■ Challenge:
Out of the lines below, please list those that hold the string "arrow".

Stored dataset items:
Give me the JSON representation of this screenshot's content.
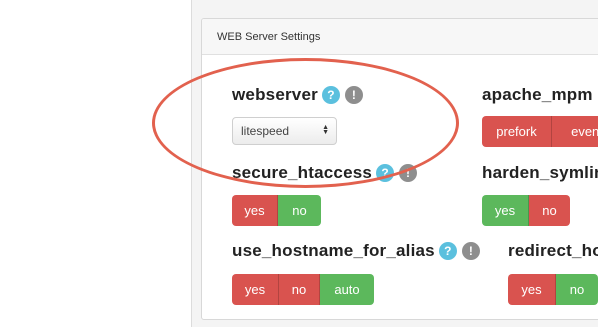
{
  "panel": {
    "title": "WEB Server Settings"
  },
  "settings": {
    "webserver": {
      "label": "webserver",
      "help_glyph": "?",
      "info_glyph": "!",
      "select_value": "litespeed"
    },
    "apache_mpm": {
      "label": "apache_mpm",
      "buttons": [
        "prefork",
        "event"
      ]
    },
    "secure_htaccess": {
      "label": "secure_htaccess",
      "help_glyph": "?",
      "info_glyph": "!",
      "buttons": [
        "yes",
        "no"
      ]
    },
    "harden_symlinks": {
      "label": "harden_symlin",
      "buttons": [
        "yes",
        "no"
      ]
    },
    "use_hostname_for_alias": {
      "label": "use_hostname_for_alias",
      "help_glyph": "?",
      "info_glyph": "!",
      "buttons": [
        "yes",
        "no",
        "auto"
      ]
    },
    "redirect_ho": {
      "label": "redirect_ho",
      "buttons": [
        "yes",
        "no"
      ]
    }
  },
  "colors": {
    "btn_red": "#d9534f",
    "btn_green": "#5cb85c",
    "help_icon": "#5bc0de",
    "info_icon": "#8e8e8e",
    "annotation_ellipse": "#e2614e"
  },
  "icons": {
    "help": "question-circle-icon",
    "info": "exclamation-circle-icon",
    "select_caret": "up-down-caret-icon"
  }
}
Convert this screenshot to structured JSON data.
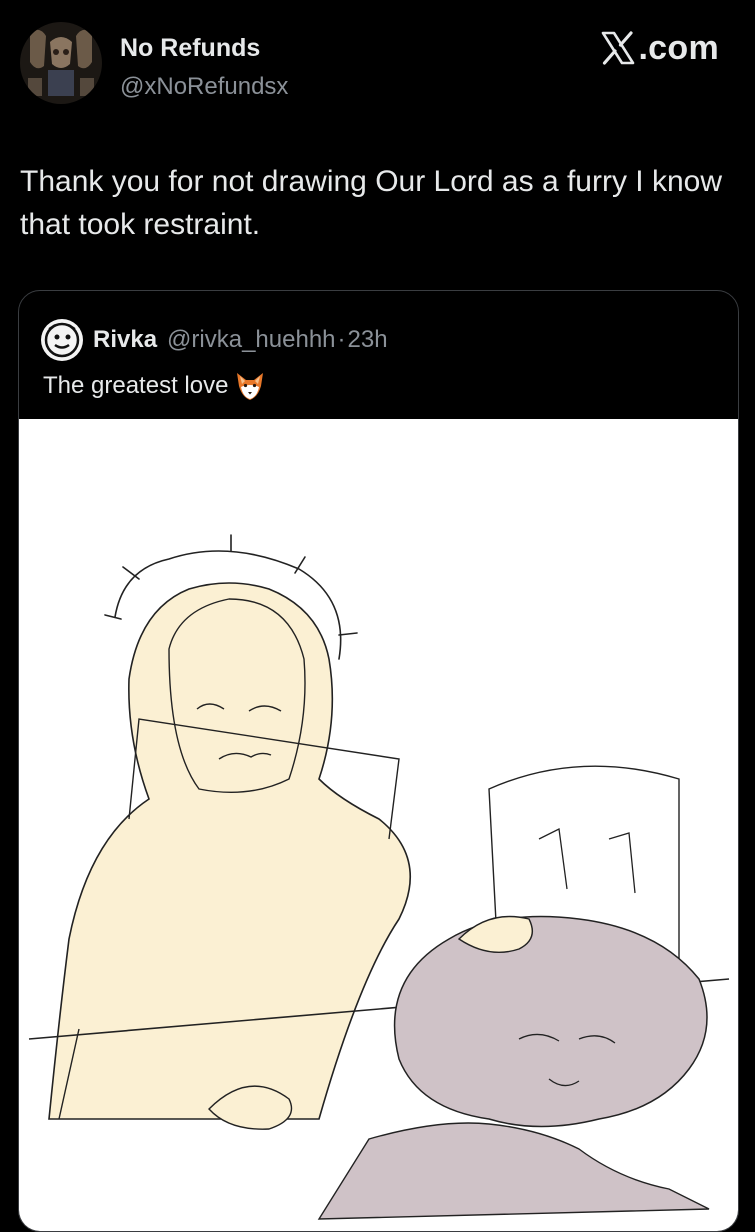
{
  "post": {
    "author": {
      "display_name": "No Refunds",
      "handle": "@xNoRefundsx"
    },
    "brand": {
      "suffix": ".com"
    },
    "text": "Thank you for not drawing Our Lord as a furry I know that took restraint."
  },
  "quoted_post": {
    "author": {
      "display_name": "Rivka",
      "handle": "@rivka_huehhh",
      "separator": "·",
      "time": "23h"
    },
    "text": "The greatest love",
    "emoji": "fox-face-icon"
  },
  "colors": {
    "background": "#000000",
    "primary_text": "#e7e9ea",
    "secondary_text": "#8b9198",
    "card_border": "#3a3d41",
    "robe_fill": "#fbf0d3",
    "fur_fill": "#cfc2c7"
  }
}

* * *

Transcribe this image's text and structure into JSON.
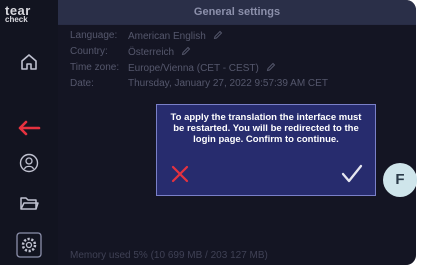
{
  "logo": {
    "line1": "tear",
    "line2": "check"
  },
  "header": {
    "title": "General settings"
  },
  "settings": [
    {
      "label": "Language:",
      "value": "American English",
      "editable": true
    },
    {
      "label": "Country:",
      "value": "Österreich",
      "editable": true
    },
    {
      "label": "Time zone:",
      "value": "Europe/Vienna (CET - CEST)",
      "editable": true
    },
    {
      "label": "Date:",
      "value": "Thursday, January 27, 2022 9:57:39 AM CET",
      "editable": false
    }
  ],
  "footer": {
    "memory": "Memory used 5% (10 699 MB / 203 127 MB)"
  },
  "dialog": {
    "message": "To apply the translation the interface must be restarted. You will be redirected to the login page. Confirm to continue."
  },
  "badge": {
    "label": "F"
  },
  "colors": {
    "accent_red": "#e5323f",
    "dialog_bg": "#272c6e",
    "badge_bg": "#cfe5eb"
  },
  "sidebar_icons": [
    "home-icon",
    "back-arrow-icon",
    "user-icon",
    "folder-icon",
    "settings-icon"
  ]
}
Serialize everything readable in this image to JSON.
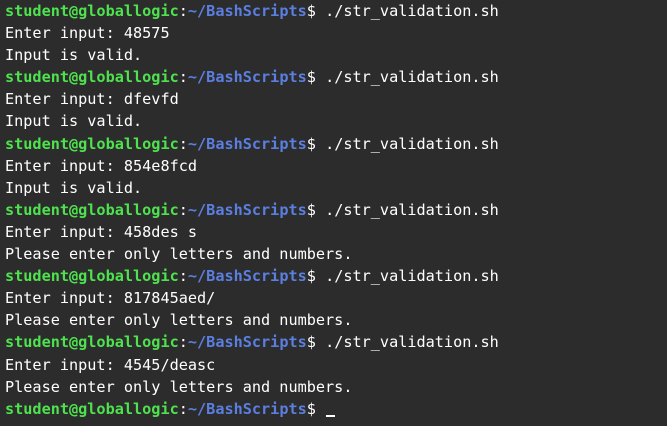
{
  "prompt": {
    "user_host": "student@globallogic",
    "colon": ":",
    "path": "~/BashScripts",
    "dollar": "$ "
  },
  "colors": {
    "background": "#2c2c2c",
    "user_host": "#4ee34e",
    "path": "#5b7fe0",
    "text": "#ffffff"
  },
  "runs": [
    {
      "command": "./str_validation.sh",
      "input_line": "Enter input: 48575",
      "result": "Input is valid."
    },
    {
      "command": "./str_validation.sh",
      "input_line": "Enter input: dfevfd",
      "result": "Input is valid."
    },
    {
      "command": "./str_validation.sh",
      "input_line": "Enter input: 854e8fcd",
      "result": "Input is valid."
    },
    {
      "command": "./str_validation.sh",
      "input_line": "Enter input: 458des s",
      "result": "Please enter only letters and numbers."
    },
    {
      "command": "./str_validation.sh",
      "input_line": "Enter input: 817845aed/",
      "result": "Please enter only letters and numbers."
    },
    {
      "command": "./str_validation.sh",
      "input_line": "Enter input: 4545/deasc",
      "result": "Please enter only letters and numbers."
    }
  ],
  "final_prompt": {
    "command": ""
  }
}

* * *

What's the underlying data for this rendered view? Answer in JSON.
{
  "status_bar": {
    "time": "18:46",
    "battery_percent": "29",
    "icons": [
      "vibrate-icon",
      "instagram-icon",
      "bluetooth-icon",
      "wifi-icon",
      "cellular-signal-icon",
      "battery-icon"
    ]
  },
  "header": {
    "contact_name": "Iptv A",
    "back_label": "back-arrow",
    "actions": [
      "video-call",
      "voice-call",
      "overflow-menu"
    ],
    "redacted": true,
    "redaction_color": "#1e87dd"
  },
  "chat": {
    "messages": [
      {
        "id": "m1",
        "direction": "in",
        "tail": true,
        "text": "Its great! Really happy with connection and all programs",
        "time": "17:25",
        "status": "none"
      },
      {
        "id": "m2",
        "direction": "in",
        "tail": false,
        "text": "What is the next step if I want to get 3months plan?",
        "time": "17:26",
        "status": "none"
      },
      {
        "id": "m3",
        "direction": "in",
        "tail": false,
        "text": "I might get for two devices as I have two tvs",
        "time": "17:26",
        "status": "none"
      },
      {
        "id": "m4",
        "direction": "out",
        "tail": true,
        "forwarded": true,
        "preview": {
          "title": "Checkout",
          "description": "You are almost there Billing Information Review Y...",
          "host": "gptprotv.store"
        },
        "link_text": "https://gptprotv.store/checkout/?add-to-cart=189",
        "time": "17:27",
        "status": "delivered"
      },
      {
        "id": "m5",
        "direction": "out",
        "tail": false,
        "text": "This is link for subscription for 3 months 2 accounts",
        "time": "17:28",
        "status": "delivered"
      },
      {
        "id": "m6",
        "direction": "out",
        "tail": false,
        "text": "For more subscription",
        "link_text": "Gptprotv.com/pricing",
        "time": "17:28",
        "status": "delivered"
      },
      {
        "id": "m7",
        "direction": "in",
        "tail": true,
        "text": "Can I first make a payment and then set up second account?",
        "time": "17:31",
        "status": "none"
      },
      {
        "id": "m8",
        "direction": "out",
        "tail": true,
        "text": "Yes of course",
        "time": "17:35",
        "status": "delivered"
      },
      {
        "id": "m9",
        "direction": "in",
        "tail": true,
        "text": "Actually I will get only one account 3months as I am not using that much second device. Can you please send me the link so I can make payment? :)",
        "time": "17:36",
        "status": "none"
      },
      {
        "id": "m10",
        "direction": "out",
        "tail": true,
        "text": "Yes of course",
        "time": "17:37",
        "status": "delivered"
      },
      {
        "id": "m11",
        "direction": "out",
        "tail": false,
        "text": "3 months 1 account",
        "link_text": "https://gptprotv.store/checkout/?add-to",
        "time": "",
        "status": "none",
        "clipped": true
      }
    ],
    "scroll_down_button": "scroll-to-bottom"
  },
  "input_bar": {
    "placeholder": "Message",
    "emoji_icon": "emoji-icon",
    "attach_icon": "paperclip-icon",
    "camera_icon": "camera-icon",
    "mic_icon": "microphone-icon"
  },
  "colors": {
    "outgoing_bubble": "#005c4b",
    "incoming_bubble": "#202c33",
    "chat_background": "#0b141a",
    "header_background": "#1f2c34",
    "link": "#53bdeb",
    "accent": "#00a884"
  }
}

■ Result for this exercise:
    "back-arrow-icon",
    "back_label": "back-arrow",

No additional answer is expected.